* **WHAT IS NEEDED**:
Copy all of the material word for word, except for the pictures.
# Start of SUPPLIED DATA
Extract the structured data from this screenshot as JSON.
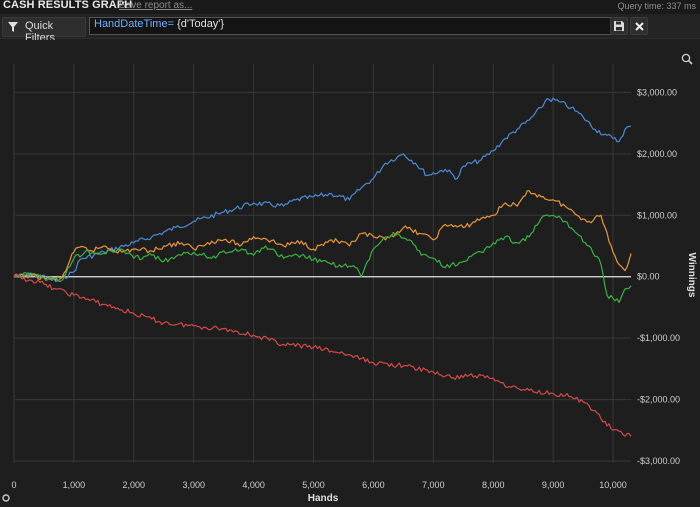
{
  "header": {
    "title": "CASH RESULTS GRAPH",
    "save_link": "Save report as...",
    "query_time": "Query time: 337 ms"
  },
  "filter_bar": {
    "quick_filters_label": "Quick Filters",
    "filter_value_prefix": "HandDateTime= ",
    "filter_value_suffix": "{d'Today'}",
    "save_icon": "floppy-disk-icon",
    "close_icon": "close-icon",
    "zoom_icon": "magnifier-icon"
  },
  "chart_data": {
    "type": "line",
    "xlabel": "Hands",
    "ylabel": "Winnings",
    "xlim": [
      0,
      10300
    ],
    "ylim": [
      -3000,
      3300
    ],
    "x_ticks": [
      "0",
      "1,000",
      "2,000",
      "3,000",
      "4,000",
      "5,000",
      "6,000",
      "7,000",
      "8,000",
      "9,000",
      "10,000"
    ],
    "y_ticks": [
      "$3,000.00",
      "$2,000.00",
      "$1,000.00",
      "$0.00",
      "-$1,000.00",
      "-$2,000.00",
      "-$3,000.00"
    ],
    "grid": true,
    "colors": {
      "blue": "#4b8bd6",
      "orange": "#e8963a",
      "green": "#3bb045",
      "red": "#d24a4a",
      "zero_line": "#e6e6e6",
      "grid": "#383838"
    },
    "series": [
      {
        "color": "#4b8bd6",
        "x": [
          0,
          300,
          600,
          700,
          1000,
          1100,
          1500,
          2000,
          2300,
          2700,
          3000,
          3500,
          4000,
          4500,
          4700,
          5000,
          5300,
          5600,
          5800,
          6000,
          6200,
          6400,
          6500,
          6700,
          6900,
          7200,
          7400,
          7500,
          7800,
          8000,
          8200,
          8400,
          8600,
          8800,
          8900,
          9100,
          9300,
          9500,
          9700,
          9900,
          10000,
          10100,
          10200,
          10300
        ],
        "y": [
          0,
          40,
          -30,
          -80,
          80,
          280,
          400,
          550,
          650,
          800,
          900,
          1050,
          1200,
          1150,
          1250,
          1300,
          1350,
          1250,
          1450,
          1600,
          1850,
          1950,
          2000,
          1850,
          1650,
          1750,
          1600,
          1800,
          1900,
          2050,
          2250,
          2400,
          2550,
          2750,
          2900,
          2850,
          2750,
          2600,
          2400,
          2300,
          2250,
          2200,
          2400,
          2450
        ]
      },
      {
        "color": "#e8963a",
        "x": [
          0,
          300,
          600,
          800,
          1000,
          1100,
          1300,
          1500,
          1800,
          2000,
          2300,
          2500,
          2800,
          3000,
          3300,
          3500,
          3800,
          4000,
          4200,
          4500,
          4800,
          5000,
          5300,
          5600,
          5800,
          6000,
          6200,
          6500,
          6800,
          7000,
          7200,
          7500,
          7800,
          8000,
          8200,
          8400,
          8600,
          8800,
          9000,
          9200,
          9400,
          9600,
          9800,
          10000,
          10100,
          10200,
          10300
        ],
        "y": [
          0,
          20,
          -40,
          -20,
          400,
          480,
          420,
          500,
          400,
          450,
          420,
          500,
          550,
          450,
          580,
          600,
          520,
          650,
          620,
          500,
          580,
          450,
          600,
          500,
          700,
          650,
          600,
          800,
          700,
          600,
          850,
          800,
          950,
          1000,
          1200,
          1150,
          1400,
          1300,
          1250,
          1150,
          1000,
          900,
          1000,
          400,
          200,
          100,
          380
        ]
      },
      {
        "color": "#3bb045",
        "x": [
          0,
          300,
          500,
          800,
          1000,
          1200,
          1500,
          1800,
          2000,
          2300,
          2500,
          2800,
          3000,
          3300,
          3500,
          3800,
          4000,
          4200,
          4500,
          4800,
          5000,
          5300,
          5500,
          5700,
          5800,
          6000,
          6200,
          6400,
          6600,
          6800,
          7000,
          7200,
          7500,
          7800,
          8000,
          8200,
          8400,
          8600,
          8800,
          9000,
          9200,
          9400,
          9600,
          9800,
          9900,
          10000,
          10100,
          10200,
          10300
        ],
        "y": [
          0,
          50,
          -20,
          -60,
          300,
          420,
          380,
          450,
          300,
          350,
          250,
          350,
          400,
          300,
          420,
          450,
          350,
          500,
          300,
          350,
          280,
          200,
          180,
          150,
          0,
          450,
          650,
          700,
          600,
          350,
          300,
          150,
          250,
          400,
          550,
          650,
          550,
          650,
          950,
          1000,
          900,
          700,
          500,
          200,
          -300,
          -350,
          -420,
          -200,
          -150
        ]
      },
      {
        "color": "#d24a4a",
        "x": [
          0,
          300,
          500,
          700,
          1000,
          1500,
          2000,
          2500,
          3000,
          3500,
          4000,
          4500,
          5000,
          5500,
          6000,
          6500,
          7000,
          7300,
          7600,
          8000,
          8300,
          8600,
          9000,
          9300,
          9600,
          10000,
          10300
        ],
        "y": [
          0,
          -60,
          -120,
          -200,
          -300,
          -450,
          -600,
          -750,
          -800,
          -850,
          -950,
          -1100,
          -1150,
          -1250,
          -1400,
          -1450,
          -1550,
          -1650,
          -1600,
          -1650,
          -1800,
          -1850,
          -1900,
          -1950,
          -2100,
          -2500,
          -2600
        ]
      }
    ]
  }
}
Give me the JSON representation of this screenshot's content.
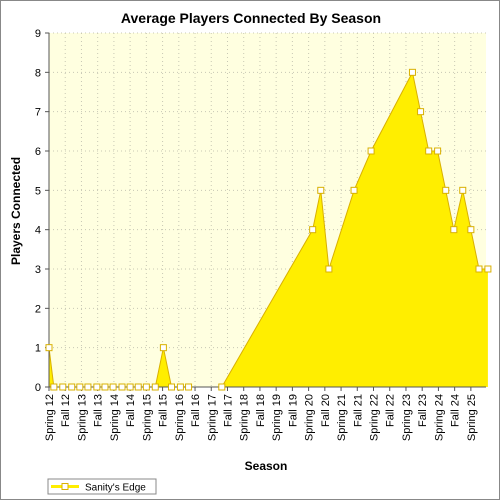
# End of SUPPLIED DATA
* **COMPLETED EXERCISE**:
Extract the structured data from this screenshot as JSON.
{
  "header": {
    "title": "CASH RESULTS GRAPH",
    "save_link": "Save report as...",
    "query_time": "Query time: 337 ms"
  },
  "filter_bar": {
    "quick_filters_label": "Quick Filters",
    "filter_value_prefix": "HandDateTime= ",
    "filter_value_suffix": "{d'Today'}",
    "save_icon": "floppy-disk-icon",
    "close_icon": "close-icon",
    "zoom_icon": "magnifier-icon"
  },
  "chart_data": {
    "type": "line",
    "xlabel": "Hands",
    "ylabel": "Winnings",
    "xlim": [
      0,
      10300
    ],
    "ylim": [
      -3000,
      3300
    ],
    "x_ticks": [
      "0",
      "1,000",
      "2,000",
      "3,000",
      "4,000",
      "5,000",
      "6,000",
      "7,000",
      "8,000",
      "9,000",
      "10,000"
    ],
    "y_ticks": [
      "$3,000.00",
      "$2,000.00",
      "$1,000.00",
      "$0.00",
      "-$1,000.00",
      "-$2,000.00",
      "-$3,000.00"
    ],
    "grid": true,
    "colors": {
      "blue": "#4b8bd6",
      "orange": "#e8963a",
      "green": "#3bb045",
      "red": "#d24a4a",
      "zero_line": "#e6e6e6",
      "grid": "#383838"
    },
    "series": [
      {
        "color": "#4b8bd6",
        "x": [
          0,
          300,
          600,
          700,
          1000,
          1100,
          1500,
          2000,
          2300,
          2700,
          3000,
          3500,
          4000,
          4500,
          4700,
          5000,
          5300,
          5600,
          5800,
          6000,
          6200,
          6400,
          6500,
          6700,
          6900,
          7200,
          7400,
          7500,
          7800,
          8000,
          8200,
          8400,
          8600,
          8800,
          8900,
          9100,
          9300,
          9500,
          9700,
          9900,
          10000,
          10100,
          10200,
          10300
        ],
        "y": [
          0,
          40,
          -30,
          -80,
          80,
          280,
          400,
          550,
          650,
          800,
          900,
          1050,
          1200,
          1150,
          1250,
          1300,
          1350,
          1250,
          1450,
          1600,
          1850,
          1950,
          2000,
          1850,
          1650,
          1750,
          1600,
          1800,
          1900,
          2050,
          2250,
          2400,
          2550,
          2750,
          2900,
          2850,
          2750,
          2600,
          2400,
          2300,
          2250,
          2200,
          2400,
          2450
        ]
      },
      {
        "color": "#e8963a",
        "x": [
          0,
          300,
          600,
          800,
          1000,
          1100,
          1300,
          1500,
          1800,
          2000,
          2300,
          2500,
          2800,
          3000,
          3300,
          3500,
          3800,
          4000,
          4200,
          4500,
          4800,
          5000,
          5300,
          5600,
          5800,
          6000,
          6200,
          6500,
          6800,
          7000,
          7200,
          7500,
          7800,
          8000,
          8200,
          8400,
          8600,
          8800,
          9000,
          9200,
          9400,
          9600,
          9800,
          10000,
          10100,
          10200,
          10300
        ],
        "y": [
          0,
          20,
          -40,
          -20,
          400,
          480,
          420,
          500,
          400,
          450,
          420,
          500,
          550,
          450,
          580,
          600,
          520,
          650,
          620,
          500,
          580,
          450,
          600,
          500,
          700,
          650,
          600,
          800,
          700,
          600,
          850,
          800,
          950,
          1000,
          1200,
          1150,
          1400,
          1300,
          1250,
          1150,
          1000,
          900,
          1000,
          400,
          200,
          100,
          380
        ]
      },
      {
        "color": "#3bb045",
        "x": [
          0,
          300,
          500,
          800,
          1000,
          1200,
          1500,
          1800,
          2000,
          2300,
          2500,
          2800,
          3000,
          3300,
          3500,
          3800,
          4000,
          4200,
          4500,
          4800,
          5000,
          5300,
          5500,
          5700,
          5800,
          6000,
          6200,
          6400,
          6600,
          6800,
          7000,
          7200,
          7500,
          7800,
          8000,
          8200,
          8400,
          8600,
          8800,
          9000,
          9200,
          9400,
          9600,
          9800,
          9900,
          10000,
          10100,
          10200,
          10300
        ],
        "y": [
          0,
          50,
          -20,
          -60,
          300,
          420,
          380,
          450,
          300,
          350,
          250,
          350,
          400,
          300,
          420,
          450,
          350,
          500,
          300,
          350,
          280,
          200,
          180,
          150,
          0,
          450,
          650,
          700,
          600,
          350,
          300,
          150,
          250,
          400,
          550,
          650,
          550,
          650,
          950,
          1000,
          900,
          700,
          500,
          200,
          -300,
          -350,
          -420,
          -200,
          -150
        ]
      },
      {
        "color": "#d24a4a",
        "x": [
          0,
          300,
          500,
          700,
          1000,
          1500,
          2000,
          2500,
          3000,
          3500,
          4000,
          4500,
          5000,
          5500,
          6000,
          6500,
          7000,
          7300,
          7600,
          8000,
          8300,
          8600,
          9000,
          9300,
          9600,
          10000,
          10300
        ],
        "y": [
          0,
          -60,
          -120,
          -200,
          -300,
          -450,
          -600,
          -750,
          -800,
          -850,
          -950,
          -1100,
          -1150,
          -1250,
          -1400,
          -1450,
          -1550,
          -1650,
          -1600,
          -1650,
          -1800,
          -1850,
          -1900,
          -1950,
          -2100,
          -2500,
          -2600
        ]
      }
    ]
  }
}
Give me the JSON representation of this screenshot's content.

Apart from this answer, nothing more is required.